**PROVIDED INFORMATION**
------------------------------
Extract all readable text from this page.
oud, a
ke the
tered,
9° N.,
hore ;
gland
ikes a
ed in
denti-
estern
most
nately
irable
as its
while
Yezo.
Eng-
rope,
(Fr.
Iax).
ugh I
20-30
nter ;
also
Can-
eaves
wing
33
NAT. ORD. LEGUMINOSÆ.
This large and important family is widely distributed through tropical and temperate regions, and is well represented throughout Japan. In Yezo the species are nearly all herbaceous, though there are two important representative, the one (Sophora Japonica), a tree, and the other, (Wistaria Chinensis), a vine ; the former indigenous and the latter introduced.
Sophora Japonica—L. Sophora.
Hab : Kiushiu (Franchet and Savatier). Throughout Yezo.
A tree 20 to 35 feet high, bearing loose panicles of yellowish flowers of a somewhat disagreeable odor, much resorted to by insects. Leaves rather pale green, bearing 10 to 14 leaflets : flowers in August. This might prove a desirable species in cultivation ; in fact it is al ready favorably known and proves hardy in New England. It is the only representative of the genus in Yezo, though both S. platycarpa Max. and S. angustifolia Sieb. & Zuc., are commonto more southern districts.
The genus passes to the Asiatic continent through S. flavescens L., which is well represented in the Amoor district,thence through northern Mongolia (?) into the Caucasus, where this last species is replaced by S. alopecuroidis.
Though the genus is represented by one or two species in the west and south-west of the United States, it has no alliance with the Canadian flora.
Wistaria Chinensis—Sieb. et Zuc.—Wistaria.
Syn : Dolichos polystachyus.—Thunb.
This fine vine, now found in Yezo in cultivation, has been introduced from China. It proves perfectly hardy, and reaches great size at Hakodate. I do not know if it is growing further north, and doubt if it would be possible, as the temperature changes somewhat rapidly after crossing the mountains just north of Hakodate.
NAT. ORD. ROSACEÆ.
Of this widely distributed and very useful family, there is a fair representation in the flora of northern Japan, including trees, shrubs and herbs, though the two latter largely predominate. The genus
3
------------------------------
**WRITTEN TASK**
Repeat the records above exactly as they appear.

**OUTPUT FOR THIS TASK**
Extract all readable text from this page.
oud, a
ke the
tered,
9° N.,
hore ;
gland
ikes a
ed in
denti-
estern
most
nately
irable
as its
while
Yezo.
Eng-
rope,
(Fr.
Iax).
ugh I
20-30
nter ;
also
Can-
eaves
wing
33
NAT. ORD. LEGUMINOSÆ.
This large and important family is widely distributed through tropical and temperate regions, and is well represented throughout Japan. In Yezo the species are nearly all herbaceous, though there are two important representative, the one (Sophora Japonica), a tree, and the other, (Wistaria Chinensis), a vine ; the former indigenous and the latter introduced.
Sophora Japonica—L. Sophora.
Hab : Kiushiu (Franchet and Savatier). Throughout Yezo.
A tree 20 to 35 feet high, bearing loose panicles of yellowish flowers of a somewhat disagreeable odor, much resorted to by insects. Leaves rather pale green, bearing 10 to 14 leaflets : flowers in August. This might prove a desirable species in cultivation ; in fact it is al ready favorably known and proves hardy in New England. It is the only representative of the genus in Yezo, though both S. platycarpa Max. and S. angustifolia Sieb. & Zuc., are commonto more southern districts.
The genus passes to the Asiatic continent through S. flavescens L., which is well represented in the Amoor district,thence through northern Mongolia (?) into the Caucasus, where this last species is replaced by S. alopecuroidis.
Though the genus is represented by one or two species in the west and south-west of the United States, it has no alliance with the Canadian flora.
Wistaria Chinensis—Sieb. et Zuc.—Wistaria.
Syn : Dolichos polystachyus.—Thunb.
This fine vine, now found in Yezo in cultivation, has been introduced from China. It proves perfectly hardy, and reaches great size at Hakodate. I do not know if it is growing further north, and doubt if it would be possible, as the temperature changes somewhat rapidly after crossing the mountains just north of Hakodate.
NAT. ORD. ROSACEÆ.
Of this widely distributed and very useful family, there is a fair representation in the flora of northern Japan, including trees, shrubs and herbs, though the two latter largely predominate. The genus
3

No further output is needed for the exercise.